Gather every line holding the string "orbit".

Saved entries:
--- START ---

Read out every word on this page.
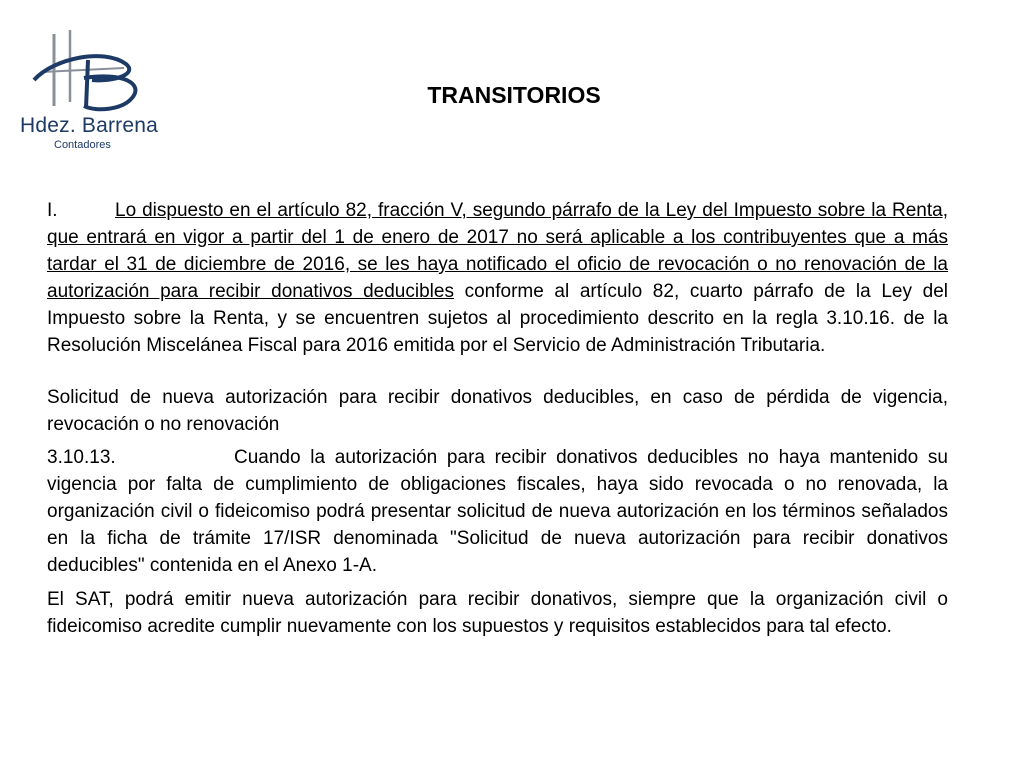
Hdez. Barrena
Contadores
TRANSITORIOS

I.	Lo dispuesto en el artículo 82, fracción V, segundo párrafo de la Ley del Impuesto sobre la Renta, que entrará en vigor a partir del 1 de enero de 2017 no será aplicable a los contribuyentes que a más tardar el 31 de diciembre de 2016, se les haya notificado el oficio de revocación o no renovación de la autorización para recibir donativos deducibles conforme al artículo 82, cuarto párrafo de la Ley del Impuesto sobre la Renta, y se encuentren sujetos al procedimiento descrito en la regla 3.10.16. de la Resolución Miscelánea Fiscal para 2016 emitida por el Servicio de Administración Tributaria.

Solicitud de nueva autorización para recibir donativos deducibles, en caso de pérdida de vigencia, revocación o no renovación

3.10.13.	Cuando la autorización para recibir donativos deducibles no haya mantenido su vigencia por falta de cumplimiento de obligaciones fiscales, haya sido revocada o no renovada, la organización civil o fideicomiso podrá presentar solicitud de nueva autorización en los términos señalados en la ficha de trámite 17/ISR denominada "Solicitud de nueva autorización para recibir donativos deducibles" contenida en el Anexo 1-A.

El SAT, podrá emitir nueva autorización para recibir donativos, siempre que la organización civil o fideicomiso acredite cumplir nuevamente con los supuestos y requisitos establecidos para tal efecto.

--- END ---
--- START ---

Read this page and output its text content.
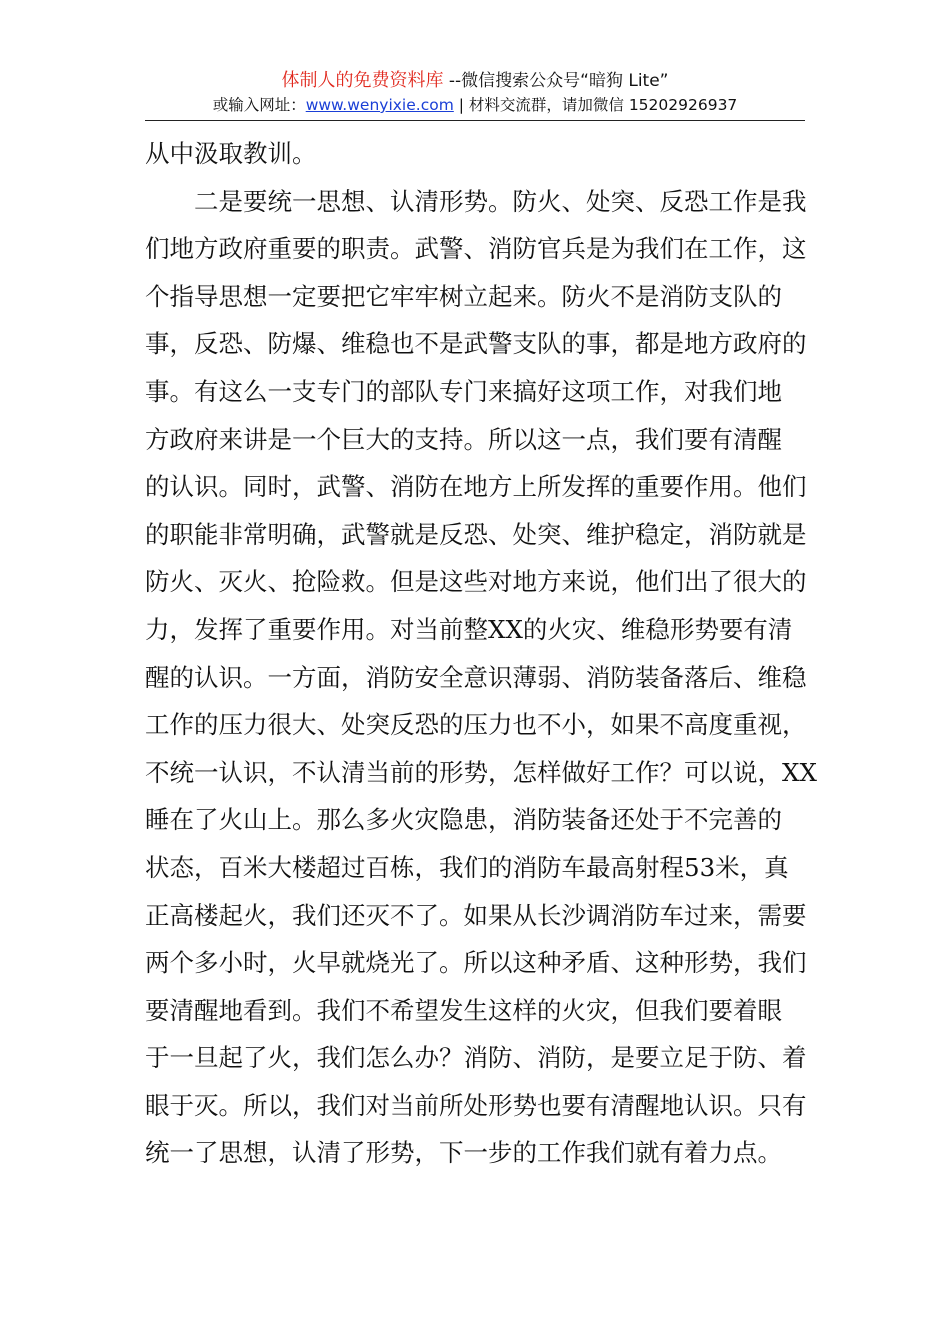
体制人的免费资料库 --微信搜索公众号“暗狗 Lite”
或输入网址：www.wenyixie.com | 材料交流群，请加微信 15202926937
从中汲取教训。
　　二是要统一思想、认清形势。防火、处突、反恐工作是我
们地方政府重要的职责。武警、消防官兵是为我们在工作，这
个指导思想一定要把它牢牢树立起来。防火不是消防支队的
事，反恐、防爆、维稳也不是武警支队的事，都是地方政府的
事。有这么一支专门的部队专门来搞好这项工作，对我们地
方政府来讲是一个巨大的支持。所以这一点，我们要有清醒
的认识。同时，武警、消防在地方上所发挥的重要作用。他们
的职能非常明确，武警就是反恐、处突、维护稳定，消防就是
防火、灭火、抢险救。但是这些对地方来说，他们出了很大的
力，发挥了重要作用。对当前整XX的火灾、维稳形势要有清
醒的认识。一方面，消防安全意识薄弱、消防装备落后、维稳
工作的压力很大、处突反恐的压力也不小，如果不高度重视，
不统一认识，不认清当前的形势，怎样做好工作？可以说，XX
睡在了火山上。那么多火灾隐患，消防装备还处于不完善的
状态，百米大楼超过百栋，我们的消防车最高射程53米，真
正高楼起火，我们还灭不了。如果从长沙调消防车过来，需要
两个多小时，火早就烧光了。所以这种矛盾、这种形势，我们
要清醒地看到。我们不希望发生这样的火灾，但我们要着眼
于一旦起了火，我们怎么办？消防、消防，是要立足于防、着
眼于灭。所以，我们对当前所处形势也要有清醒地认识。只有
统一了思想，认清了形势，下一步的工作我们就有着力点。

--- END ---
--- START ---

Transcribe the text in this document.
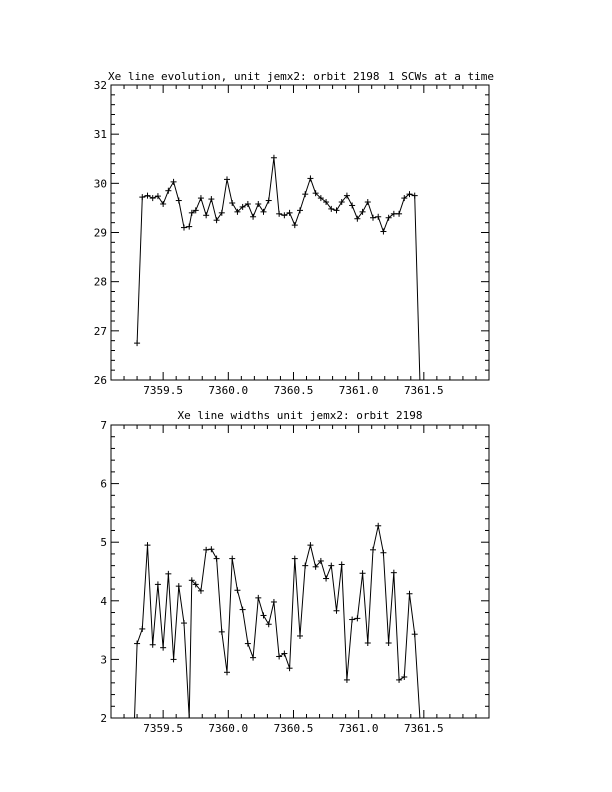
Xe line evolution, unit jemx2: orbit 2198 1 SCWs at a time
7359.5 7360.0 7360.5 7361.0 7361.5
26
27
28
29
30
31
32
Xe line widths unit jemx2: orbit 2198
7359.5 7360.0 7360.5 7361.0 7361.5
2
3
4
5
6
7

--- END ---

◆ **Reply to the exercise**
Xe line evolution, unit jemx2: orbit 2198 1 SCWs at a time
Xe line widths unit jemx2: orbit 2198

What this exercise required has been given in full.